Problema a resolver
Reúne todas las líneas de los registros en las que aparece la cadena "line".

Material del ejercicio

• • • •

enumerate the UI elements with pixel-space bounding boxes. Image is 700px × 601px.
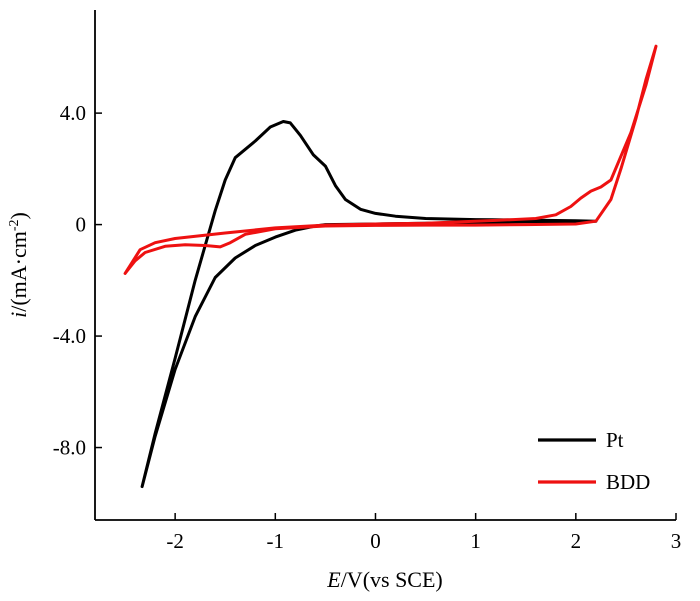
y-tick-label: 4.0 — [60, 101, 86, 125]
y-tick-label: -8.0 — [53, 436, 86, 460]
legend: Pt BDD — [538, 428, 650, 494]
legend-label-bdd: BDD — [606, 470, 650, 494]
y-axis-ticks: 4.0 0 -4.0 -8.0 — [53, 101, 102, 460]
y-tick-label: -4.0 — [53, 324, 86, 348]
legend-label-pt: Pt — [606, 428, 624, 452]
x-tick-label: -1 — [267, 529, 285, 553]
x-tick-label: 0 — [370, 529, 381, 553]
x-tick-label: 2 — [571, 529, 582, 553]
x-axis-title: E/V(vs SCE) — [326, 567, 443, 592]
series-line-pt — [140, 120, 598, 489]
x-axis-ticks: -2 -1 0 1 2 3 — [166, 513, 681, 553]
x-tick-label: 3 — [671, 529, 682, 553]
x-tick-label: 1 — [470, 529, 481, 553]
x-tick-label: -2 — [166, 529, 184, 553]
series-layer — [123, 44, 658, 489]
y-tick-label: 0 — [76, 213, 87, 237]
axes-frame — [94, 10, 676, 521]
series-line-bdd — [123, 44, 658, 275]
y-axis-title: i/(mA·cm-2) — [6, 212, 31, 318]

• • • •

La respuesta
series-line-pt — [140, 120, 598, 489]
series-line-bdd — [123, 44, 658, 275]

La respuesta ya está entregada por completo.